▶ _Task prompt_
Print everything from the start of the rows down to the line containing "The spring 116 is at (363, 102).", including both ends, with each line kept unchanged.

(Lines of data)
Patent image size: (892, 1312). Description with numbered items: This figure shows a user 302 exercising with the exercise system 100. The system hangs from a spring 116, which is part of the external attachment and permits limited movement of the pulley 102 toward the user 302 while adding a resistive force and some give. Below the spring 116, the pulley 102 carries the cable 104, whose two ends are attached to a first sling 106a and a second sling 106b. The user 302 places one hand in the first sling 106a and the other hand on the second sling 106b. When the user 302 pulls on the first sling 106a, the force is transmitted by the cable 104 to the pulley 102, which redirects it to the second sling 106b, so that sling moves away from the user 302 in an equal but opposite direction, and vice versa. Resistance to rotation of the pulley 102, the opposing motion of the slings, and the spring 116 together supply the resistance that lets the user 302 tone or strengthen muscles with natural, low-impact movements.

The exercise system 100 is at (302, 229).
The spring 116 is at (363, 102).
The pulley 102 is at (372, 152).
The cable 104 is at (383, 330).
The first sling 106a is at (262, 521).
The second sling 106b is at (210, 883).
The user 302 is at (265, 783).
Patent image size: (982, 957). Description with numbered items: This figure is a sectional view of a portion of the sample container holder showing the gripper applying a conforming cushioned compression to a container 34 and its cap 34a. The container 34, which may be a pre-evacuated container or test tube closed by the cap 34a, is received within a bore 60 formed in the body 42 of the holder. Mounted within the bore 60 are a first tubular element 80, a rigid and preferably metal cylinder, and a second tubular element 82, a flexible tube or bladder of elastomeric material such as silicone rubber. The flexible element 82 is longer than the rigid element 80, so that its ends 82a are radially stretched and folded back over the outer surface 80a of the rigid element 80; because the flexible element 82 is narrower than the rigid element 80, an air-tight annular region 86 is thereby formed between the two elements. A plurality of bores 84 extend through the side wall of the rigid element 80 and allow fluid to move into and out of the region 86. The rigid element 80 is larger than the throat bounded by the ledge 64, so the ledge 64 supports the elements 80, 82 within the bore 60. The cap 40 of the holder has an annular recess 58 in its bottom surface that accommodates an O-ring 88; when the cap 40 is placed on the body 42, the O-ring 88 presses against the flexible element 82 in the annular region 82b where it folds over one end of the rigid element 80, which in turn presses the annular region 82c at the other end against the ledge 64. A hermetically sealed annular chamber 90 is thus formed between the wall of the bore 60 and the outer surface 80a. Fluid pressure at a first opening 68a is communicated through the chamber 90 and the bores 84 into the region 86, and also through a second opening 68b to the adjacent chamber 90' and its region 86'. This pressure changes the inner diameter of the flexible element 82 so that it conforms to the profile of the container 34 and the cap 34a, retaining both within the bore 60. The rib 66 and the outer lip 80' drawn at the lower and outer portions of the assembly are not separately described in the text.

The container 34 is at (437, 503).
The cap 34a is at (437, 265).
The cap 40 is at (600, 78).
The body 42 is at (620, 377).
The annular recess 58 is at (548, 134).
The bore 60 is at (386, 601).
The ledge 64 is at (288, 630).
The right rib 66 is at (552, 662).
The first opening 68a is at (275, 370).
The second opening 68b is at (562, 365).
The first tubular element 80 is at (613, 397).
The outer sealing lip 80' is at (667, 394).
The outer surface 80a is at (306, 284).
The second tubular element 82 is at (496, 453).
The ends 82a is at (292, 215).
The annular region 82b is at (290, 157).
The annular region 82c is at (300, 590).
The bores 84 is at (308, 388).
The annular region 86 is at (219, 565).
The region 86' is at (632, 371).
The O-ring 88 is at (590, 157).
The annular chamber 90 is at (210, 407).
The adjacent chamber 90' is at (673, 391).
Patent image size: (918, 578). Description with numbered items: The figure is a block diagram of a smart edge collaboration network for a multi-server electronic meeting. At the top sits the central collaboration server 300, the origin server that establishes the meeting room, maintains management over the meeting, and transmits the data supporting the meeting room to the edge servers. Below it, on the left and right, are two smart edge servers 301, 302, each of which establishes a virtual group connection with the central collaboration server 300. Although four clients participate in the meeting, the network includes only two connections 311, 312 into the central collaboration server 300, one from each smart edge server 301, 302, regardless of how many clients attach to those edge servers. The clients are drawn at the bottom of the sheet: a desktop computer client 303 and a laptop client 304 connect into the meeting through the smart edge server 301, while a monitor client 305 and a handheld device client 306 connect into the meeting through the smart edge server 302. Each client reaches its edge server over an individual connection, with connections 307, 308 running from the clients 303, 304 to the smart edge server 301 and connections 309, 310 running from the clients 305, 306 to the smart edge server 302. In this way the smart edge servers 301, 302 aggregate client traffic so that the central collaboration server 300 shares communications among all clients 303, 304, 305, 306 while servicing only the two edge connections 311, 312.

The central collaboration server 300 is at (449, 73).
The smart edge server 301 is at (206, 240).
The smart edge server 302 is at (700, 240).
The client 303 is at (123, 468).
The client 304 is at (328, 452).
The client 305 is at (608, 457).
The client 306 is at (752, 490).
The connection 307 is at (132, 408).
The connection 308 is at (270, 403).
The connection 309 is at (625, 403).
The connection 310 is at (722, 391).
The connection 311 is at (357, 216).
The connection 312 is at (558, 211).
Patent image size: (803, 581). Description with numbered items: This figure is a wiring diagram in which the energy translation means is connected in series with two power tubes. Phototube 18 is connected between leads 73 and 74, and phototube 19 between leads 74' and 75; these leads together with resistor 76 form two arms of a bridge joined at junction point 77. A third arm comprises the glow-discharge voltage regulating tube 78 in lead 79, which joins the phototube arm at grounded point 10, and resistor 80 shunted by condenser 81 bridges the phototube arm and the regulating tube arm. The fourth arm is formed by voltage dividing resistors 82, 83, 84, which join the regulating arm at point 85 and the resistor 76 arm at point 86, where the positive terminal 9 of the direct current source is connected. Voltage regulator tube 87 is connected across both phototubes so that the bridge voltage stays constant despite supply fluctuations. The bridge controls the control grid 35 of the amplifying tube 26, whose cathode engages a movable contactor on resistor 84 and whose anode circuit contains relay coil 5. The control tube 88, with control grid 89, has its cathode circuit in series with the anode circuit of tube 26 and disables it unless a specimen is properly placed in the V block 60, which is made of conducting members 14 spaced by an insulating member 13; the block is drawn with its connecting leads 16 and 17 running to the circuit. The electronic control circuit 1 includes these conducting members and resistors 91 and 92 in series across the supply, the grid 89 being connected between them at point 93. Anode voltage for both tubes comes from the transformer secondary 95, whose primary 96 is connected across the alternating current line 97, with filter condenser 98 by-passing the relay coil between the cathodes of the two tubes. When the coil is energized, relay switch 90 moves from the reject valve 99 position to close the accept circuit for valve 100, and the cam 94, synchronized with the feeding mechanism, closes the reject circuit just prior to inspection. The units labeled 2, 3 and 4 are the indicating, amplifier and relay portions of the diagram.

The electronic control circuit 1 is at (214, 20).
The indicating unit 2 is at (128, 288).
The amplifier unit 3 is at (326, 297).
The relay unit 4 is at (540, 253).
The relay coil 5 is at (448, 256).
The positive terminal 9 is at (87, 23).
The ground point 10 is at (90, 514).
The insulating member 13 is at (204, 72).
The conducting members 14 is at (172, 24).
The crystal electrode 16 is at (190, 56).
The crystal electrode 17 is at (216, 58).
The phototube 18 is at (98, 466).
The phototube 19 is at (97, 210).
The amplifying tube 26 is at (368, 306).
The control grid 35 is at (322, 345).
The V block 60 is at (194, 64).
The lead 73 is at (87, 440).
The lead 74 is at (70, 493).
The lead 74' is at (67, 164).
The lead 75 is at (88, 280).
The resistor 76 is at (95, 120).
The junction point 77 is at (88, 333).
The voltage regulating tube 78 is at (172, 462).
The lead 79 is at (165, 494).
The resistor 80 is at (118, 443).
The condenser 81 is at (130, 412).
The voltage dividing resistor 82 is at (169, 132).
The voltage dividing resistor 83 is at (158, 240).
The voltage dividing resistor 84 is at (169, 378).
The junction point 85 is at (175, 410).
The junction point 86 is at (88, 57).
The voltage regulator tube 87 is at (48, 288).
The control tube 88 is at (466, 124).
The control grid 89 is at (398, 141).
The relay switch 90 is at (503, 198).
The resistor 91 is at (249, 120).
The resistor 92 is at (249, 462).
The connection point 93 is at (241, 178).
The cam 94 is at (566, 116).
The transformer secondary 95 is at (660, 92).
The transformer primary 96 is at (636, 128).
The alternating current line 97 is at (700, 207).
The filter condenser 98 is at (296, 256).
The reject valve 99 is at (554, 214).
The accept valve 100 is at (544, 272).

▶ _Answer to the task_
Patent image size: (892, 1312). Description with numbered items: This figure shows a user 302 exercising with the exercise system 100. The system hangs from a spring 116, which is part of the external attachment and permits limited movement of the pulley 102 toward the user 302 while adding a resistive force and some give. Below the spring 116, the pulley 102 carries the cable 104, whose two ends are attached to a first sling 106a and a second sling 106b. The user 302 places one hand in the first sling 106a and the other hand on the second sling 106b. When the user 302 pulls on the first sling 106a, the force is transmitted by the cable 104 to the pulley 102, which redirects it to the second sling 106b, so that sling moves away from the user 302 in an equal but opposite direction, and vice versa. Resistance to rotation of the pulley 102, the opposing motion of the slings, and the spring 116 together supply the resistance that lets the user 302 tone or strengthen muscles with natural, low-impact movements.

The exercise system 100 is at (302, 229).
The spring 116 is at (363, 102).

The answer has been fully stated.